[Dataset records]
*-*-*
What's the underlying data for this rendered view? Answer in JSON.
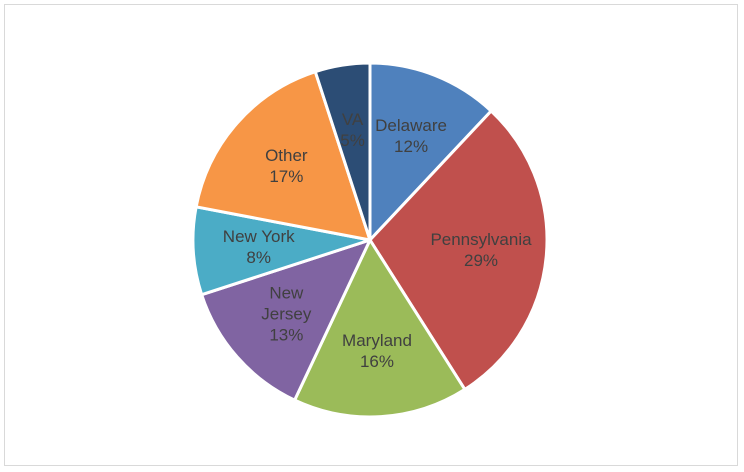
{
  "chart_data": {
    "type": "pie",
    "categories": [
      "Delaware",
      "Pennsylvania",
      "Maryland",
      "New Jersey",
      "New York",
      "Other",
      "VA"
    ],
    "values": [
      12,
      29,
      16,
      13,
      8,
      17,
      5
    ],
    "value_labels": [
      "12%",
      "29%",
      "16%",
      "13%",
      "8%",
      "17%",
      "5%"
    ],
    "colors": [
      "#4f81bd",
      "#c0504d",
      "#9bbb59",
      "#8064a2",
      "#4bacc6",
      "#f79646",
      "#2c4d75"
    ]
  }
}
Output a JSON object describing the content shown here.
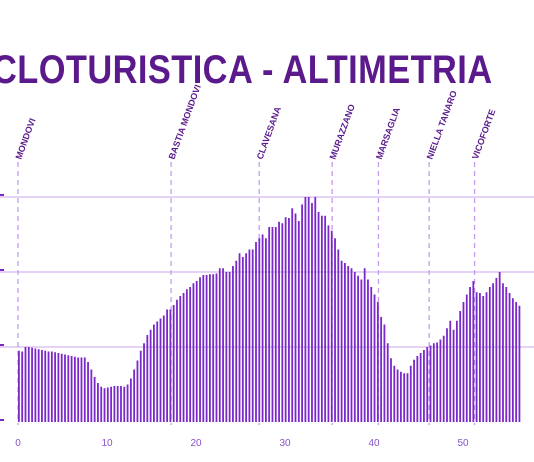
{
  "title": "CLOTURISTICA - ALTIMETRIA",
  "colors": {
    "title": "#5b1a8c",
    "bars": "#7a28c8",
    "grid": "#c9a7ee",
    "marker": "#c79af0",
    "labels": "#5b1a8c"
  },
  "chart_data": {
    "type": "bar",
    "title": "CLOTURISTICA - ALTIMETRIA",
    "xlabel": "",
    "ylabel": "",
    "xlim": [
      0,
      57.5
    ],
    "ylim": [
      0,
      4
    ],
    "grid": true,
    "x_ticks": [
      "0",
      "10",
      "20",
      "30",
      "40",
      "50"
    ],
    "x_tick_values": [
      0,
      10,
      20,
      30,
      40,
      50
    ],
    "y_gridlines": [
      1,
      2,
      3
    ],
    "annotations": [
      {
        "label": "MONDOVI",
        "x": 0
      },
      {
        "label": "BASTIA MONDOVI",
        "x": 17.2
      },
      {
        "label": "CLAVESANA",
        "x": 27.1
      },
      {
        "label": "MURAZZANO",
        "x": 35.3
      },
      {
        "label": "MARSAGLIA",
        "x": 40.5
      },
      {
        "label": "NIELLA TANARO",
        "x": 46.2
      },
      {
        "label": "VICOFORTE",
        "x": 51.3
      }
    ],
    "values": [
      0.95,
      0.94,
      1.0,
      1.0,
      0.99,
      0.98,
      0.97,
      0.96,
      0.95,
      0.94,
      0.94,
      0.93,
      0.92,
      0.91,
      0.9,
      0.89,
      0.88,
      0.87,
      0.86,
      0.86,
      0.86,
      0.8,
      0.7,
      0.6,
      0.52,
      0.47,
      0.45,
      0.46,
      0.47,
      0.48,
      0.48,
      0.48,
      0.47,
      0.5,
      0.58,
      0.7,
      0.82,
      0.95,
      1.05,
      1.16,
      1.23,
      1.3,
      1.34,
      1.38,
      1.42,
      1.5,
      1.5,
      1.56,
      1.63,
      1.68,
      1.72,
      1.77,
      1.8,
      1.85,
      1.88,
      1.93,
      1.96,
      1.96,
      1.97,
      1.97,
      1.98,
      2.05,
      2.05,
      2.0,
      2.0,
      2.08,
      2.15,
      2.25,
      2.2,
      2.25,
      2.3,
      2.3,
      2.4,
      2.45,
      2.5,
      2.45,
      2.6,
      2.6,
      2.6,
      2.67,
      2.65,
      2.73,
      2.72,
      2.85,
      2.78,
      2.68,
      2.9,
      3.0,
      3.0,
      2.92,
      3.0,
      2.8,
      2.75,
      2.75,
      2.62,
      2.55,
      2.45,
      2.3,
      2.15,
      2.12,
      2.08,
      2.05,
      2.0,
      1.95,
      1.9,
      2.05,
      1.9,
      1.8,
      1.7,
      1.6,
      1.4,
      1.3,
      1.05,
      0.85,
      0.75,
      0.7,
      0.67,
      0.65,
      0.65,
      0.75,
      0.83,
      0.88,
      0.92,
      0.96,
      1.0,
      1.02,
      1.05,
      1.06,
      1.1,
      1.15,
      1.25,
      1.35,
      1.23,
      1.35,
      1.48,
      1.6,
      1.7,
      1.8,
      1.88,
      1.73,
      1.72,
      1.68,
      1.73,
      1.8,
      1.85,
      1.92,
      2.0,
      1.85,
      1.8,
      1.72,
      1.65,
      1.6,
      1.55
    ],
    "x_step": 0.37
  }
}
*-*-*
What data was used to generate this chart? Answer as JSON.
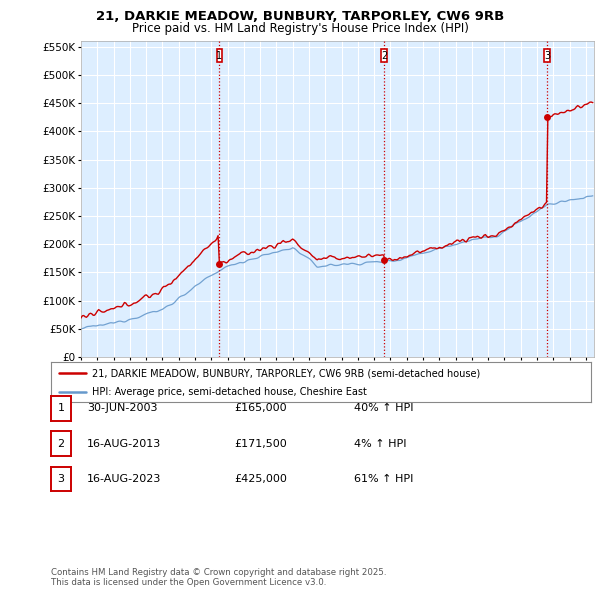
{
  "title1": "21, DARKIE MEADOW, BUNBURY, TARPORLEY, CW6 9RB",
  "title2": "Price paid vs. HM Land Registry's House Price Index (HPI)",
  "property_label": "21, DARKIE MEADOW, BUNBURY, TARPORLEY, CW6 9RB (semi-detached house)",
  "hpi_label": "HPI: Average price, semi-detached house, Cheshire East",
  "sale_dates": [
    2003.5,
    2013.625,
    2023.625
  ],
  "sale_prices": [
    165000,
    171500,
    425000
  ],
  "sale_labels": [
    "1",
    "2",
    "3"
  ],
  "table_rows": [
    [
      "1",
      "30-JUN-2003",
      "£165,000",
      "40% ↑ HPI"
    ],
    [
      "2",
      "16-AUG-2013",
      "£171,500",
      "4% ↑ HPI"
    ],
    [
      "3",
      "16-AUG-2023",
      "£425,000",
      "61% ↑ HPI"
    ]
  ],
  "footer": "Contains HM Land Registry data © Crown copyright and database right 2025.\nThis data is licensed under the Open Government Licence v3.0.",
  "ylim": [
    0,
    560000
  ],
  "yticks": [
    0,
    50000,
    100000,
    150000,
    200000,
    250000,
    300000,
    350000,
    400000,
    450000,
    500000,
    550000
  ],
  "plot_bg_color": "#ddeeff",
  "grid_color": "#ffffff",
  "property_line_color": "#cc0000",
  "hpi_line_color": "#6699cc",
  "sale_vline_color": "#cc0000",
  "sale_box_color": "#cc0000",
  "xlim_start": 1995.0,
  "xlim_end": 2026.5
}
*-*-*
Directive:
Show the lines of the material that contain the word "DARKIE".

Complete answer:
  "title1": "21, DARKIE MEADOW, BUNBURY, TARPORLEY, CW6 9RB",
  "property_label": "21, DARKIE MEADOW, BUNBURY, TARPORLEY, CW6 9RB (semi-detached house)",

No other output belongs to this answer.